_PROMPT_
Repeat everything in the material exactly.
══════════
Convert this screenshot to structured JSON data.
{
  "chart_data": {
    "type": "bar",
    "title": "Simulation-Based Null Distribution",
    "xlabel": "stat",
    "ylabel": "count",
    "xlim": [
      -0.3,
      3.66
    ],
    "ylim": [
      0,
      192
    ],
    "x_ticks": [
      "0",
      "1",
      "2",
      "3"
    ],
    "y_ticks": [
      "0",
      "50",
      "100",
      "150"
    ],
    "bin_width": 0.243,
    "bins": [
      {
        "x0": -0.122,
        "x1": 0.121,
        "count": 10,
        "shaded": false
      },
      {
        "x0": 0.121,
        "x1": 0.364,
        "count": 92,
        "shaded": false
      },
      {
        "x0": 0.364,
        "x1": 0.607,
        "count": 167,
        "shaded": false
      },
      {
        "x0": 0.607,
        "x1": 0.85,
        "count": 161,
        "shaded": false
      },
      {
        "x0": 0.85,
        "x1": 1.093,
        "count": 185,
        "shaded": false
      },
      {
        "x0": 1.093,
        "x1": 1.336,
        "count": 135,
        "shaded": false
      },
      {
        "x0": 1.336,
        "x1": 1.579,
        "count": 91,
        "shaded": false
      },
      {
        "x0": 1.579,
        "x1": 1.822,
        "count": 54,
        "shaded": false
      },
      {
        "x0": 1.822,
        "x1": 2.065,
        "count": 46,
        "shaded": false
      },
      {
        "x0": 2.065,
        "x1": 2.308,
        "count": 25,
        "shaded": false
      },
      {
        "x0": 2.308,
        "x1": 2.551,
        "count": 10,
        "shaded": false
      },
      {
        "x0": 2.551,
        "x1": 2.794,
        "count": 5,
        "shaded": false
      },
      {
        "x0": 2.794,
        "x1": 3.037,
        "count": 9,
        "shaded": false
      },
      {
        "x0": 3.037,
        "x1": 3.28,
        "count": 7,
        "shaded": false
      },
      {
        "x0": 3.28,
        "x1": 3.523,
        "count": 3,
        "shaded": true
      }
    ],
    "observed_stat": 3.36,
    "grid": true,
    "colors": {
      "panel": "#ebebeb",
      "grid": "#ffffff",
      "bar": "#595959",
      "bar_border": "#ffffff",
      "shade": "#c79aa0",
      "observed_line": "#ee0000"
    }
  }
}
══════════
_THE SOLUTION_
Convert this screenshot to structured JSON data.
{
  "chart_data": {
    "type": "bar",
    "title": "Simulation-Based Null Distribution",
    "xlabel": "stat",
    "ylabel": "count",
    "xlim": [
      -0.3,
      3.66
    ],
    "ylim": [
      0,
      192
    ],
    "x_ticks": [
      "0",
      "1",
      "2",
      "3"
    ],
    "y_ticks": [
      "0",
      "50",
      "100",
      "150"
    ],
    "bin_width": 0.243,
    "bins": [
      {
        "x0": -0.122,
        "x1": 0.121,
        "count": 10,
        "shaded": false
      },
      {
        "x0": 0.121,
        "x1": 0.364,
        "count": 92,
        "shaded": false
      },
      {
        "x0": 0.364,
        "x1": 0.607,
        "count": 167,
        "shaded": false
      },
      {
        "x0": 0.607,
        "x1": 0.85,
        "count": 161,
        "shaded": false
      },
      {
        "x0": 0.85,
        "x1": 1.093,
        "count": 185,
        "shaded": false
      },
      {
        "x0": 1.093,
        "x1": 1.336,
        "count": 135,
        "shaded": false
      },
      {
        "x0": 1.336,
        "x1": 1.579,
        "count": 91,
        "shaded": false
      },
      {
        "x0": 1.579,
        "x1": 1.822,
        "count": 54,
        "shaded": false
      },
      {
        "x0": 1.822,
        "x1": 2.065,
        "count": 46,
        "shaded": false
      },
      {
        "x0": 2.065,
        "x1": 2.308,
        "count": 25,
        "shaded": false
      },
      {
        "x0": 2.308,
        "x1": 2.551,
        "count": 10,
        "shaded": false
      },
      {
        "x0": 2.551,
        "x1": 2.794,
        "count": 5,
        "shaded": false
      },
      {
        "x0": 2.794,
        "x1": 3.037,
        "count": 9,
        "shaded": false
      },
      {
        "x0": 3.037,
        "x1": 3.28,
        "count": 7,
        "shaded": false
      },
      {
        "x0": 3.28,
        "x1": 3.523,
        "count": 3,
        "shaded": true
      }
    ],
    "observed_stat": 3.36,
    "grid": true,
    "colors": {
      "panel": "#ebebeb",
      "grid": "#ffffff",
      "bar": "#595959",
      "bar_border": "#ffffff",
      "shade": "#c79aa0",
      "observed_line": "#ee0000"
    }
  }
}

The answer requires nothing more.